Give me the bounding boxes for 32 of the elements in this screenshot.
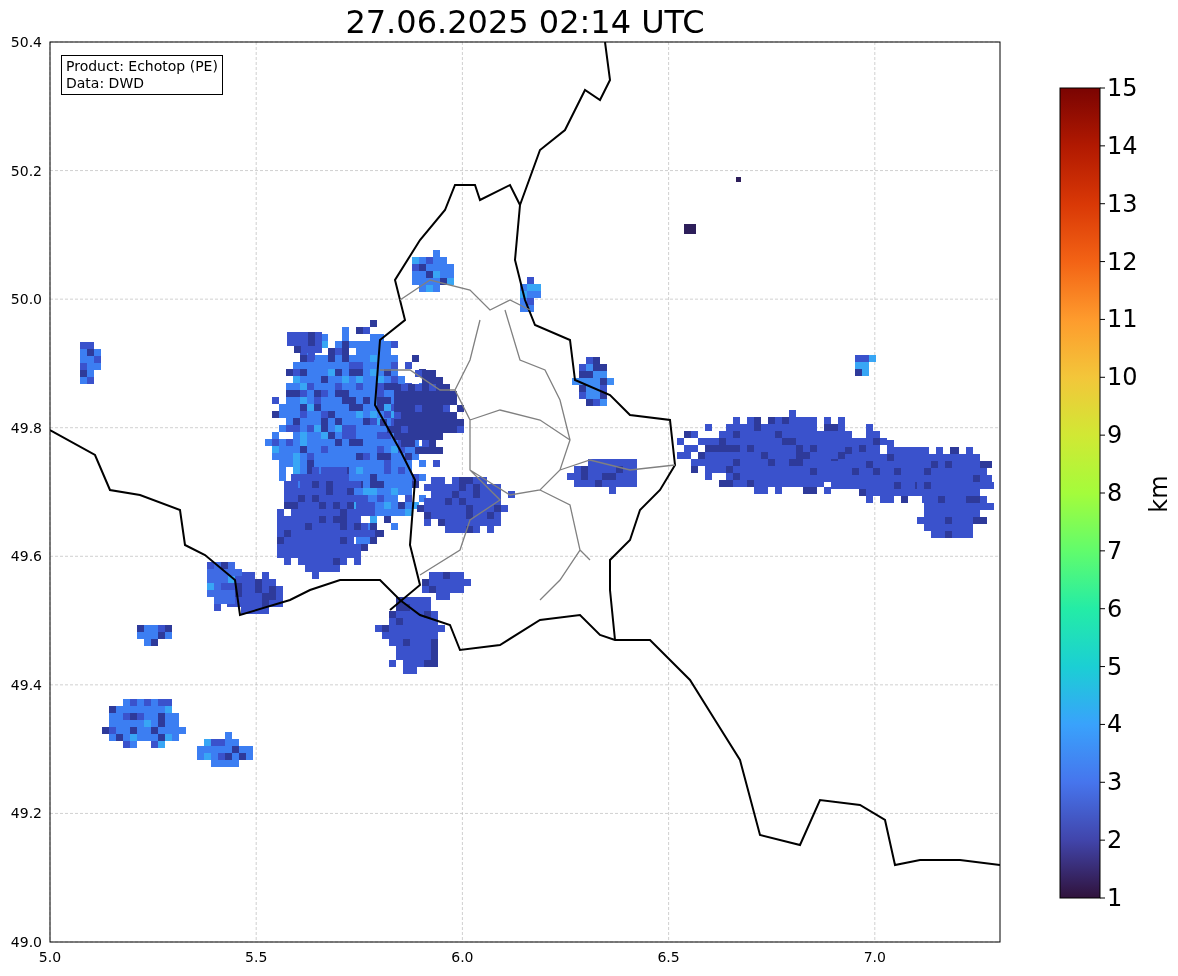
y-tick-label: 50.2 xyxy=(9,162,42,180)
y-tick-label: 50.4 xyxy=(9,33,42,51)
y-tick-label: 49.6 xyxy=(9,547,42,565)
colorbar-tick-label: 6 xyxy=(1107,594,1123,623)
y-tick-label: 49.2 xyxy=(9,804,42,822)
info-text: Product: Echotop (PE) xyxy=(66,58,218,75)
y-tick-label: 49.8 xyxy=(9,419,42,437)
y-tick-label: 49.0 xyxy=(9,933,42,951)
colorbar-tick-label: 8 xyxy=(1107,479,1123,507)
colorbar-tick-label: 14 xyxy=(1107,131,1138,160)
colorbar-tick-label: 9 xyxy=(1107,421,1123,450)
x-tick-label: 6.5 xyxy=(657,949,680,966)
x-tick-label: 5.5 xyxy=(245,949,268,966)
colorbar-label: km xyxy=(1144,475,1173,513)
chart-title: 27.06.2025 02:14 UTC xyxy=(344,2,706,43)
x-tick-label: 5.0 xyxy=(38,949,62,966)
y-tick-label: 50.0 xyxy=(9,290,42,308)
x-tick-label: 7.0 xyxy=(863,949,886,966)
info-text: Data: DWD xyxy=(66,75,145,92)
colorbar-tick-label: 7 xyxy=(1107,536,1123,565)
x-tick-label: 6.0 xyxy=(451,949,474,966)
colorbar-tick-label: 4 xyxy=(1107,710,1123,739)
colorbar-tick-label: 3 xyxy=(1107,768,1123,797)
colorbar-tick-label: 5 xyxy=(1107,652,1123,681)
colorbar-tick-label: 10 xyxy=(1107,363,1138,392)
y-tick-label: 49.4 xyxy=(9,676,42,694)
colorbar-tick-label: 1 xyxy=(1107,884,1123,912)
colorbar-tick-label: 13 xyxy=(1107,189,1138,218)
colorbar-tick-label: 15 xyxy=(1107,74,1138,102)
colorbar-tick-label: 12 xyxy=(1107,247,1138,276)
colorbar-tick-label: 11 xyxy=(1107,305,1138,334)
colorbar-tick-label: 2 xyxy=(1107,826,1123,855)
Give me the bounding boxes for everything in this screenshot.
-------
▶ **SET EXERCISE**
Reproduce the entries above word for word, from the line containing "y-tick-label: 50.2 xyxy=(9,162,42,180)" through the line containing "x-tick-label: 5.0 xyxy=(38,949,62,966)", including both of those lines.

▶ **RESPONSE TO THE TASK**
y-tick-label: 50.2 xyxy=(9,162,42,180)
y-tick-label: 50.4 xyxy=(9,33,42,51)
y-tick-label: 49.6 xyxy=(9,547,42,565)
colorbar-tick-label: 6 xyxy=(1107,594,1123,623)
y-tick-label: 49.2 xyxy=(9,804,42,822)
info-text: Product: Echotop (PE) xyxy=(66,58,218,75)
y-tick-label: 49.8 xyxy=(9,419,42,437)
y-tick-label: 49.0 xyxy=(9,933,42,951)
colorbar-tick-label: 8 xyxy=(1107,479,1123,507)
colorbar-tick-label: 14 xyxy=(1107,131,1138,160)
colorbar-tick-label: 9 xyxy=(1107,421,1123,450)
x-tick-label: 6.5 xyxy=(657,949,680,966)
x-tick-label: 5.5 xyxy=(245,949,268,966)
colorbar-label: km xyxy=(1144,475,1173,513)
chart-title: 27.06.2025 02:14 UTC xyxy=(344,2,706,43)
x-tick-label: 5.0 xyxy=(38,949,62,966)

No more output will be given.